━━━━━ DATA SHOWN

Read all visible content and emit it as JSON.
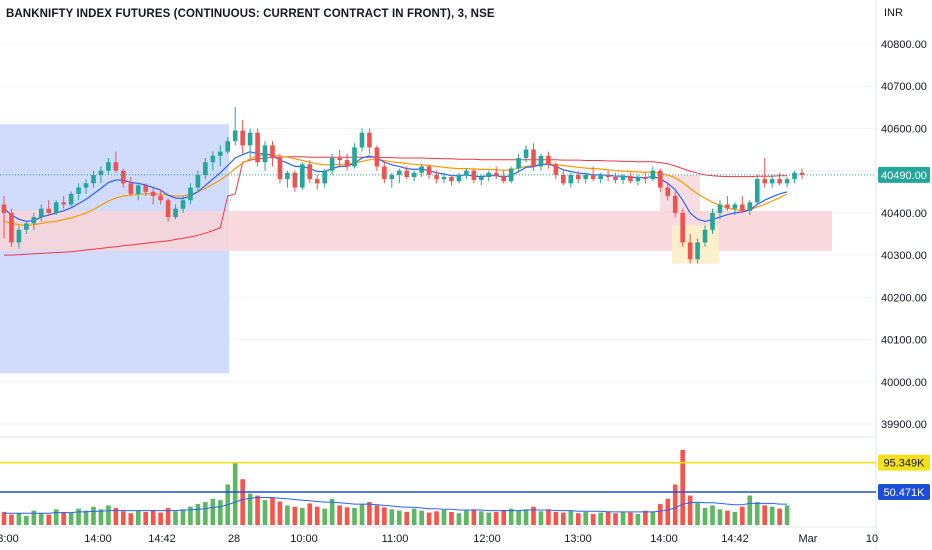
{
  "title": "BANKNIFTY INDEX FUTURES (CONTINUOUS: CURRENT CONTRACT IN FRONT), 3, NSE",
  "currency": "INR",
  "colors": {
    "up": "#26a69a",
    "down": "#ef5350",
    "vol_up": "#4caf50",
    "vol_down": "#f44336",
    "ema_fast": "#2962ff",
    "ema_slow": "#ff9800",
    "vwap": "#f23645",
    "blue_zone": "#d1dcfc",
    "red_zone": "#f9d3d8",
    "yellow_zone": "#fbf0c9",
    "pink_zone": "#f6d5dc",
    "level_yellow": "#f5e11b",
    "level_blue": "#1d4ed8",
    "price_badge": "#26a69a"
  },
  "price_axis": {
    "ticks": [
      "40800.00",
      "40700.00",
      "40600.00",
      "40500.00",
      "40400.00",
      "40300.00",
      "40200.00",
      "40100.00",
      "40000.00",
      "39900.00"
    ],
    "ylim": [
      39850,
      40900
    ]
  },
  "time_axis": {
    "labels": [
      "3:00",
      "14:00",
      "14:42",
      "28",
      "10:00",
      "11:00",
      "12:00",
      "13:00",
      "14:00",
      "14:42",
      "Mar",
      "10"
    ]
  },
  "last_price_label": "40490.00",
  "volume_levels": [
    {
      "label": "95.349K",
      "value": 95.349
    },
    {
      "label": "50.471K",
      "value": 50.471
    }
  ],
  "chart_data": {
    "type": "candlestick",
    "ylim": [
      39850,
      40900
    ],
    "volume_ylim": [
      0,
      130
    ],
    "last_price": 40490,
    "zones": [
      {
        "name": "blue",
        "y_from": 40020,
        "y_to": 40610
      },
      {
        "name": "red",
        "y_from": 40310,
        "y_to": 40405
      },
      {
        "name": "yellow",
        "y_from": 40280,
        "y_to": 40370
      },
      {
        "name": "pink",
        "y_from": 40400,
        "y_to": 40490
      }
    ],
    "candles": [
      [
        40420,
        40440,
        40340,
        40400
      ],
      [
        40400,
        40410,
        40320,
        40330
      ],
      [
        40330,
        40370,
        40315,
        40360
      ],
      [
        40360,
        40380,
        40350,
        40375
      ],
      [
        40375,
        40400,
        40360,
        40390
      ],
      [
        40390,
        40420,
        40380,
        40410
      ],
      [
        40410,
        40430,
        40395,
        40400
      ],
      [
        40400,
        40430,
        40395,
        40425
      ],
      [
        40425,
        40440,
        40410,
        40420
      ],
      [
        40420,
        40450,
        40415,
        40445
      ],
      [
        40445,
        40470,
        40430,
        40460
      ],
      [
        40460,
        40480,
        40445,
        40470
      ],
      [
        40470,
        40500,
        40460,
        40490
      ],
      [
        40490,
        40510,
        40470,
        40500
      ],
      [
        40500,
        40530,
        40490,
        40520
      ],
      [
        40520,
        40545,
        40495,
        40500
      ],
      [
        40500,
        40505,
        40460,
        40470
      ],
      [
        40470,
        40485,
        40440,
        40445
      ],
      [
        40445,
        40470,
        40430,
        40465
      ],
      [
        40465,
        40470,
        40440,
        40450
      ],
      [
        40450,
        40460,
        40420,
        40440
      ],
      [
        40440,
        40455,
        40420,
        40430
      ],
      [
        40430,
        40435,
        40380,
        40390
      ],
      [
        40390,
        40420,
        40385,
        40410
      ],
      [
        40410,
        40440,
        40400,
        40430
      ],
      [
        40430,
        40470,
        40420,
        40460
      ],
      [
        40460,
        40500,
        40450,
        40490
      ],
      [
        40490,
        40530,
        40480,
        40520
      ],
      [
        40520,
        40545,
        40500,
        40535
      ],
      [
        40535,
        40560,
        40510,
        40545
      ],
      [
        40545,
        40580,
        40540,
        40570
      ],
      [
        40570,
        40650,
        40560,
        40595
      ],
      [
        40595,
        40620,
        40540,
        40560
      ],
      [
        40560,
        40600,
        40530,
        40590
      ],
      [
        40590,
        40600,
        40510,
        40520
      ],
      [
        40520,
        40570,
        40500,
        40560
      ],
      [
        40560,
        40570,
        40510,
        40530
      ],
      [
        40530,
        40540,
        40470,
        40480
      ],
      [
        40480,
        40500,
        40460,
        40495
      ],
      [
        40495,
        40500,
        40450,
        40460
      ],
      [
        40460,
        40520,
        40455,
        40515
      ],
      [
        40515,
        40525,
        40470,
        40480
      ],
      [
        40480,
        40490,
        40455,
        40470
      ],
      [
        40470,
        40505,
        40460,
        40500
      ],
      [
        40500,
        40540,
        40490,
        40530
      ],
      [
        40530,
        40550,
        40510,
        40525
      ],
      [
        40525,
        40540,
        40500,
        40510
      ],
      [
        40510,
        40565,
        40505,
        40555
      ],
      [
        40555,
        40600,
        40545,
        40590
      ],
      [
        40590,
        40600,
        40540,
        40555
      ],
      [
        40555,
        40560,
        40500,
        40510
      ],
      [
        40510,
        40520,
        40470,
        40480
      ],
      [
        40480,
        40495,
        40460,
        40490
      ],
      [
        40490,
        40505,
        40470,
        40500
      ],
      [
        40500,
        40510,
        40480,
        40485
      ],
      [
        40485,
        40500,
        40475,
        40495
      ],
      [
        40495,
        40515,
        40485,
        40510
      ],
      [
        40510,
        40515,
        40480,
        40490
      ],
      [
        40490,
        40500,
        40470,
        40480
      ],
      [
        40480,
        40495,
        40470,
        40485
      ],
      [
        40485,
        40490,
        40465,
        40475
      ],
      [
        40475,
        40495,
        40470,
        40490
      ],
      [
        40490,
        40505,
        40480,
        40500
      ],
      [
        40500,
        40505,
        40470,
        40478
      ],
      [
        40478,
        40490,
        40465,
        40485
      ],
      [
        40485,
        40500,
        40475,
        40495
      ],
      [
        40495,
        40510,
        40480,
        40488
      ],
      [
        40488,
        40500,
        40470,
        40475
      ],
      [
        40475,
        40510,
        40470,
        40505
      ],
      [
        40505,
        40540,
        40495,
        40530
      ],
      [
        40530,
        40560,
        40520,
        40550
      ],
      [
        40550,
        40565,
        40500,
        40510
      ],
      [
        40510,
        40540,
        40500,
        40535
      ],
      [
        40535,
        40545,
        40505,
        40515
      ],
      [
        40515,
        40520,
        40480,
        40490
      ],
      [
        40490,
        40500,
        40465,
        40470
      ],
      [
        40470,
        40495,
        40460,
        40490
      ],
      [
        40490,
        40500,
        40470,
        40480
      ],
      [
        40480,
        40495,
        40470,
        40490
      ],
      [
        40490,
        40510,
        40475,
        40480
      ],
      [
        40480,
        40495,
        40470,
        40490
      ],
      [
        40490,
        40500,
        40475,
        40485
      ],
      [
        40485,
        40495,
        40470,
        40478
      ],
      [
        40478,
        40492,
        40468,
        40488
      ],
      [
        40488,
        40495,
        40470,
        40475
      ],
      [
        40475,
        40490,
        40465,
        40485
      ],
      [
        40485,
        40495,
        40470,
        40480
      ],
      [
        40480,
        40510,
        40475,
        40500
      ],
      [
        40500,
        40505,
        40450,
        40460
      ],
      [
        40460,
        40470,
        40430,
        40440
      ],
      [
        40440,
        40450,
        40390,
        40400
      ],
      [
        40400,
        40410,
        40320,
        40330
      ],
      [
        40330,
        40350,
        40280,
        40290
      ],
      [
        40290,
        40340,
        40280,
        40330
      ],
      [
        40330,
        40370,
        40320,
        40360
      ],
      [
        40360,
        40410,
        40350,
        40400
      ],
      [
        40400,
        40430,
        40385,
        40420
      ],
      [
        40420,
        40440,
        40405,
        40410
      ],
      [
        40410,
        40425,
        40395,
        40420
      ],
      [
        40420,
        40440,
        40400,
        40405
      ],
      [
        40405,
        40430,
        40395,
        40425
      ],
      [
        40425,
        40490,
        40420,
        40480
      ],
      [
        40480,
        40530,
        40460,
        40470
      ],
      [
        40470,
        40490,
        40460,
        40480
      ],
      [
        40480,
        40495,
        40465,
        40470
      ],
      [
        40470,
        40485,
        40460,
        40480
      ],
      [
        40480,
        40500,
        40470,
        40495
      ],
      [
        40495,
        40505,
        40480,
        40490
      ]
    ],
    "volumes": [
      20,
      16,
      18,
      14,
      22,
      18,
      16,
      24,
      20,
      19,
      25,
      22,
      28,
      24,
      30,
      26,
      21,
      18,
      22,
      20,
      23,
      19,
      26,
      21,
      24,
      28,
      32,
      35,
      40,
      38,
      62,
      95,
      70,
      48,
      45,
      38,
      42,
      36,
      30,
      28,
      26,
      33,
      28,
      25,
      40,
      30,
      27,
      26,
      32,
      35,
      30,
      27,
      24,
      22,
      20,
      25,
      22,
      19,
      21,
      23,
      20,
      18,
      22,
      24,
      21,
      19,
      20,
      23,
      25,
      22,
      24,
      28,
      21,
      24,
      20,
      19,
      22,
      18,
      20,
      17,
      19,
      21,
      18,
      20,
      19,
      17,
      22,
      20,
      32,
      40,
      62,
      115,
      45,
      34,
      26,
      30,
      24,
      22,
      20,
      28,
      45,
      35,
      30,
      28,
      25,
      30
    ],
    "ema_fast": [
      40410,
      40395,
      40385,
      40380,
      40382,
      40390,
      40395,
      40400,
      40405,
      40412,
      40422,
      40432,
      40445,
      40458,
      40472,
      40478,
      40478,
      40472,
      40470,
      40466,
      40460,
      40454,
      40442,
      40435,
      40434,
      40440,
      40450,
      40465,
      40480,
      40495,
      40512,
      40530,
      40538,
      40545,
      40540,
      40540,
      40536,
      40525,
      40518,
      40510,
      40510,
      40505,
      40498,
      40498,
      40505,
      40510,
      40510,
      40518,
      40530,
      40535,
      40530,
      40520,
      40514,
      40510,
      40505,
      40503,
      40504,
      40500,
      40495,
      40492,
      40488,
      40488,
      40490,
      40487,
      40486,
      40488,
      40488,
      40485,
      40488,
      40498,
      40508,
      40509,
      40515,
      40515,
      40510,
      40502,
      40498,
      40494,
      40493,
      40490,
      40490,
      40489,
      40487,
      40487,
      40484,
      40484,
      40483,
      40487,
      40480,
      40470,
      40455,
      40430,
      40400,
      40385,
      40380,
      40384,
      40390,
      40396,
      40400,
      40402,
      40407,
      40420,
      40430,
      40438,
      40445,
      40450
    ],
    "ema_slow": [
      40380,
      40375,
      40372,
      40370,
      40372,
      40375,
      40378,
      40380,
      40384,
      40388,
      40394,
      40400,
      40408,
      40418,
      40428,
      40435,
      40440,
      40442,
      40444,
      40445,
      40445,
      40444,
      40442,
      40440,
      40440,
      40444,
      40450,
      40458,
      40468,
      40478,
      40490,
      40505,
      40518,
      40528,
      40534,
      40538,
      40538,
      40534,
      40532,
      40528,
      40524,
      40520,
      40516,
      40514,
      40514,
      40515,
      40515,
      40518,
      40522,
      40526,
      40526,
      40524,
      40521,
      40519,
      40517,
      40515,
      40514,
      40512,
      40510,
      40508,
      40506,
      40505,
      40505,
      40504,
      40503,
      40503,
      40502,
      40501,
      40502,
      40506,
      40510,
      40512,
      40515,
      40516,
      40515,
      40512,
      40510,
      40508,
      40506,
      40505,
      40504,
      40502,
      40500,
      40499,
      40498,
      40497,
      40496,
      40497,
      40494,
      40490,
      40483,
      40472,
      40458,
      40445,
      40435,
      40425,
      40418,
      40412,
      40408,
      40405,
      40407,
      40414,
      40420,
      40428,
      40436,
      40445
    ],
    "vwap": [
      40300,
      40300,
      40301,
      40302,
      40303,
      40304,
      40305,
      40306,
      40307,
      40308,
      40310,
      40312,
      40314,
      40316,
      40318,
      40320,
      40322,
      40324,
      40326,
      40328,
      40330,
      40332,
      40334,
      40337,
      40340,
      40343,
      40347,
      40352,
      40358,
      40365,
      40440,
      40445,
      40520,
      40525,
      40528,
      40530,
      40532,
      40532,
      40533,
      40533,
      40533,
      40532,
      40532,
      40532,
      40532,
      40532,
      40532,
      40532,
      40532,
      40532,
      40532,
      40531,
      40531,
      40530,
      40530,
      40530,
      40530,
      40529,
      40529,
      40528,
      40528,
      40527,
      40527,
      40527,
      40526,
      40526,
      40526,
      40526,
      40526,
      40526,
      40526,
      40526,
      40526,
      40526,
      40526,
      40525,
      40525,
      40525,
      40524,
      40524,
      40524,
      40523,
      40523,
      40522,
      40522,
      40521,
      40521,
      40521,
      40519,
      40516,
      40511,
      40505,
      40499,
      40494,
      40490,
      40488,
      40487,
      40486,
      40486,
      40486,
      40486,
      40487,
      40487,
      40487,
      40488,
      40488
    ],
    "volume_ma": [
      18,
      18,
      18,
      18,
      18,
      18,
      18,
      19,
      19,
      19,
      20,
      20,
      21,
      21,
      22,
      22,
      22,
      22,
      22,
      22,
      22,
      22,
      22,
      22,
      23,
      23,
      24,
      25,
      27,
      28,
      31,
      35,
      39,
      41,
      42,
      42,
      42,
      41,
      40,
      39,
      38,
      37,
      36,
      35,
      35,
      34,
      33,
      32,
      32,
      32,
      31,
      30,
      29,
      28,
      27,
      27,
      26,
      25,
      25,
      24,
      24,
      23,
      23,
      23,
      23,
      22,
      22,
      22,
      22,
      22,
      23,
      23,
      23,
      23,
      22,
      22,
      22,
      21,
      21,
      21,
      21,
      20,
      20,
      20,
      20,
      20,
      20,
      20,
      21,
      23,
      26,
      32,
      34,
      35,
      34,
      34,
      33,
      32,
      31,
      31,
      33,
      33,
      33,
      33,
      32,
      32
    ]
  }
}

━━━━━━━━━━

Which lines of the data above contain "name"? Copy each one.

        "name": "blue",
        "name": "red",
        "name": "yellow",
        "name": "pink",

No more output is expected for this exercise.